§ **Teks Pilihan**
>>>

Analisis Perbandingan Model Bert Dan Xlnet Untuk Klasifikasi Tweet Bully Pada Twitter

Penulis

  • Teuku Radillah Institut Teknologi Mitra Gama, Kabupaten Bengkalis
  • Okta Veza Universitas Ibnu Sina, Batam
  • Sarjon Defit Universitas Putra Indonesia YPTK Padang, Padang

DOI:

https://doi.org/10.25126/jtiik.1169096

Abstrak

Fenomena bullying di media sosial, khususnya di Twitter, telah menjadi isu yang semakin memprihatinkan dengan dampak signifikan terhadap kesehatan mental pengguna. Dalam rangka mengatasi masalah ini, deteksi otomatis tweet yang mengandung konten bullying menjadi sangat penting. Penelitian ini bertujuan untuk membandingkan performa dua model pemrosesan bahasa alami terbaru, yaitu BERT (Bidirectional Encoder Representations from Transformers) dan XLNet, dalam klasifikasi tweet yang mengandung bullying. Metodologi penelitian ini melibatkan pengumpulan dataset tweet yang telah dilabeli sebagai bullying atau non-bullying. Proses preprocessing teks dilakukan untuk membersihkan dan menyiapkan data sebelum digunakan dalam pelatihan model. Kedua model, BERT dan XLNet, dilatih dan diuji menggunakan dataset yang sama. Evaluasi performa dilakukan dengan menggunakan metrik akurasi, presisi, recall, dan F1-score. Hasil penelitian menunjukkan bahwa kedua model memiliki kemampuan yang baik dalam mengidentifikasi tweet bullying, akan tetapi XLNet menunjukkan performa yang lebih unggul dibandingkan BERT dengan tingkat akurasi sebesar 95%. Dengan nilai presisi  = 100%, recall  = 0,87%, dan F1-score = 0,88%. XLNet mampu menangkap konteks dan nuansa bahasa yang lebih kompleks dalam tweet, yang berkontribusi pada akurasi klasifikasi yang lebih tinggi. Penelitian ini memberikan kontribusi penting dalam bidang deteksi bullying di media sosial dengan menunjukkan bahwa penggunaan model XLNet lebih efektif dibandingkan BERT. Temuan ini dapat membantu platform seperti Twitter dalam mengidentifikasi dan mencegah konten bullying, sehingga menciptakan lingkungan online yang lebih aman bagi pengguna, serta dapat digunakan sebagai dasar untuk pengembangan sistem deteksi bullying yang lebih canggih dan efisien di masa depan.

<<<

§ **Tugas**
Tulis ulang kata demi kata seluruh tulisan di atas tentang perbandingan BERT dan XLNet untuk klasifikasi tweet bully, tanpa mengubah apa pun.

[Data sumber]

>>>

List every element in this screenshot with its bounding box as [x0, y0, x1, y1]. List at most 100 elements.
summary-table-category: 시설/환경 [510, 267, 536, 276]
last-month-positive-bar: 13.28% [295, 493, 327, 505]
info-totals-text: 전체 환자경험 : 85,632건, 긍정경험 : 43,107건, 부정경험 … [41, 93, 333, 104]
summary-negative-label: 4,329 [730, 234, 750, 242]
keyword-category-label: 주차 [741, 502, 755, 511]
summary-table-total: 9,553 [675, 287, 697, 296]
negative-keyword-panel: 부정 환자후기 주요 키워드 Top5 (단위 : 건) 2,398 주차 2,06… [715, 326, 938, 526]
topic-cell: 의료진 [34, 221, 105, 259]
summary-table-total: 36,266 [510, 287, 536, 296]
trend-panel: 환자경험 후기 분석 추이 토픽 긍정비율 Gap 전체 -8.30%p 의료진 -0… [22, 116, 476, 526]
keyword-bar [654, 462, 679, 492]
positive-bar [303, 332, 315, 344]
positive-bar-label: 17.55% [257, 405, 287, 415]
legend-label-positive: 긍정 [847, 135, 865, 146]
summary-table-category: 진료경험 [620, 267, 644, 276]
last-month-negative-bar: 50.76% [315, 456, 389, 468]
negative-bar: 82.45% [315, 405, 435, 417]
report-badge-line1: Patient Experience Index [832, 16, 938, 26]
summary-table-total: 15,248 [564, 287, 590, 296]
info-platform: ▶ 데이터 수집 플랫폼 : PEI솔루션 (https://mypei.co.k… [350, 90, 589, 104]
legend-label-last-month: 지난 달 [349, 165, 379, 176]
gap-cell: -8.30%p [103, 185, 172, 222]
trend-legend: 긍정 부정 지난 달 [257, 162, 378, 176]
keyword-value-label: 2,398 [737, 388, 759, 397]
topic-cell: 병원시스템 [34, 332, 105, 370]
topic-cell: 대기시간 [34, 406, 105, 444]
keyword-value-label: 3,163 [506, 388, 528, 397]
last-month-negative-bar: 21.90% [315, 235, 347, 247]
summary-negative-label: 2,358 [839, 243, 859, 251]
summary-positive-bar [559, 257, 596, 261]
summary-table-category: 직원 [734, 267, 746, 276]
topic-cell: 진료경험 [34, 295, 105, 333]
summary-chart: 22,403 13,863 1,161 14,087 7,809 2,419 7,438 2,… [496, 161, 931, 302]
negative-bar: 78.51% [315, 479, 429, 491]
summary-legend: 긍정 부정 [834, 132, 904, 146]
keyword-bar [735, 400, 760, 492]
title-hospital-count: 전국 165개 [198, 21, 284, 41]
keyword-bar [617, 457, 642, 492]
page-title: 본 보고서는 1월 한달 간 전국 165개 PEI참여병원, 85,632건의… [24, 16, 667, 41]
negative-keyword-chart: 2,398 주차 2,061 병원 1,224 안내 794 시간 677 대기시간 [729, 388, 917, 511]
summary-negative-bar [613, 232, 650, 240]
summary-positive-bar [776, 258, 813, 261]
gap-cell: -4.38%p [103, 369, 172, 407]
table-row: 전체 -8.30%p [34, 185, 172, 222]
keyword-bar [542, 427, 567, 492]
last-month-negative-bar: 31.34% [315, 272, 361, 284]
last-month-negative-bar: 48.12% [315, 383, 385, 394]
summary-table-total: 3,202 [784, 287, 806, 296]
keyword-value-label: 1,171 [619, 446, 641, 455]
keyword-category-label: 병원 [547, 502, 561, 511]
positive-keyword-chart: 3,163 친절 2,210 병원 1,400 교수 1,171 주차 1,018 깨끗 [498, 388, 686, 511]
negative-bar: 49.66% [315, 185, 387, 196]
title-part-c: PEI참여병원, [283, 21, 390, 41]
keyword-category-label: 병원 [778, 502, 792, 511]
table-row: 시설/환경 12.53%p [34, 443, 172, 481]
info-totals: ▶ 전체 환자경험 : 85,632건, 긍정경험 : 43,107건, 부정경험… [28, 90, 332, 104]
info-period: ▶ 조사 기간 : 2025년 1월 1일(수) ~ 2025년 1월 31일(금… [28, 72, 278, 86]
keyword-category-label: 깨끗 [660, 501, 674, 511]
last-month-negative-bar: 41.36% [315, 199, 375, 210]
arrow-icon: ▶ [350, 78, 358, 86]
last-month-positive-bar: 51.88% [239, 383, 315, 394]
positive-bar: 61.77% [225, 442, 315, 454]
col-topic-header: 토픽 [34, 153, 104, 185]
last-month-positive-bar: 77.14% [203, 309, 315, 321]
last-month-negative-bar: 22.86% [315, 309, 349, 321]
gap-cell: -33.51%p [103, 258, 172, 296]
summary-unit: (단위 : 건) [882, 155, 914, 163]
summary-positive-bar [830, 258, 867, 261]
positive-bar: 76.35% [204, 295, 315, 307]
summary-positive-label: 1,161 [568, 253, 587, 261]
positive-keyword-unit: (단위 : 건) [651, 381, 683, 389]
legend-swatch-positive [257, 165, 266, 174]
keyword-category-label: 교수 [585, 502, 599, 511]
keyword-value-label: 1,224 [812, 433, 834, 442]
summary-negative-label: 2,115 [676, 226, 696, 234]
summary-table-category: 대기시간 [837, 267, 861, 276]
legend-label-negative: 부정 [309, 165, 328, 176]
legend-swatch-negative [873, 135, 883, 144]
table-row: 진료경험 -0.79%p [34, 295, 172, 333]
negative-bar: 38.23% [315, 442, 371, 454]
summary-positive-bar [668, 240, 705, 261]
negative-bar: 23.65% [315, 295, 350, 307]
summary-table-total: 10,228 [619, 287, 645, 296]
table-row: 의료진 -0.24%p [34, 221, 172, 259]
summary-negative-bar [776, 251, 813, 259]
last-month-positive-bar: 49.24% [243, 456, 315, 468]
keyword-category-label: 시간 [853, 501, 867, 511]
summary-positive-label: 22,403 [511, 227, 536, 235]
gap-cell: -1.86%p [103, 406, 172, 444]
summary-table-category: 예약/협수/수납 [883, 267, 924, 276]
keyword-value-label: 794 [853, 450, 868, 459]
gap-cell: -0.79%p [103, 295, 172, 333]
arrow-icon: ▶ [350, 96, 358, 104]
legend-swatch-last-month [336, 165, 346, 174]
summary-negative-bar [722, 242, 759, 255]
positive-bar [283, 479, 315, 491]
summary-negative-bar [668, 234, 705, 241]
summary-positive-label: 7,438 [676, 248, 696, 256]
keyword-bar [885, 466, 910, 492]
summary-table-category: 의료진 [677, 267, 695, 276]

<<<

§ **Jawaban Lengkap**
Analisis Perbandingan Model Bert Dan Xlnet Untuk Klasifikasi Tweet Bully Pada Twitter

Penulis

  • Teuku Radillah Institut Teknologi Mitra Gama, Kabupaten Bengkalis
  • Okta Veza Universitas Ibnu Sina, Batam
  • Sarjon Defit Universitas Putra Indonesia YPTK Padang, Padang

DOI:

https://doi.org/10.25126/jtiik.1169096

Abstrak

Fenomena bullying di media sosial, khususnya di Twitter, telah menjadi isu yang semakin memprihatinkan dengan dampak signifikan terhadap kesehatan mental pengguna. Dalam rangka mengatasi masalah ini, deteksi otomatis tweet yang mengandung konten bullying menjadi sangat penting. Penelitian ini bertujuan untuk membandingkan performa dua model pemrosesan bahasa alami terbaru, yaitu BERT (Bidirectional Encoder Representations from Transformers) dan XLNet, dalam klasifikasi tweet yang mengandung bullying. Metodologi penelitian ini melibatkan pengumpulan dataset tweet yang telah dilabeli sebagai bullying atau non-bullying. Proses preprocessing teks dilakukan untuk membersihkan dan menyiapkan data sebelum digunakan dalam pelatihan model. Kedua model, BERT dan XLNet, dilatih dan diuji menggunakan dataset yang sama. Evaluasi performa dilakukan dengan menggunakan metrik akurasi, presisi, recall, dan F1-score. Hasil penelitian menunjukkan bahwa kedua model memiliki kemampuan yang baik dalam mengidentifikasi tweet bullying, akan tetapi XLNet menunjukkan performa yang lebih unggul dibandingkan BERT dengan tingkat akurasi sebesar 95%. Dengan nilai presisi  = 100%, recall  = 0,87%, dan F1-score = 0,88%. XLNet mampu menangkap konteks dan nuansa bahasa yang lebih kompleks dalam tweet, yang berkontribusi pada akurasi klasifikasi yang lebih tinggi. Penelitian ini memberikan kontribusi penting dalam bidang deteksi bullying di media sosial dengan menunjukkan bahwa penggunaan model XLNet lebih efektif dibandingkan BERT. Temuan ini dapat membantu platform seperti Twitter dalam mengidentifikasi dan mencegah konten bullying, sehingga menciptakan lingkungan online yang lebih aman bagi pengguna, serta dapat digunakan sebagai dasar untuk pengembangan sistem deteksi bullying yang lebih canggih dan efisien di masa depan.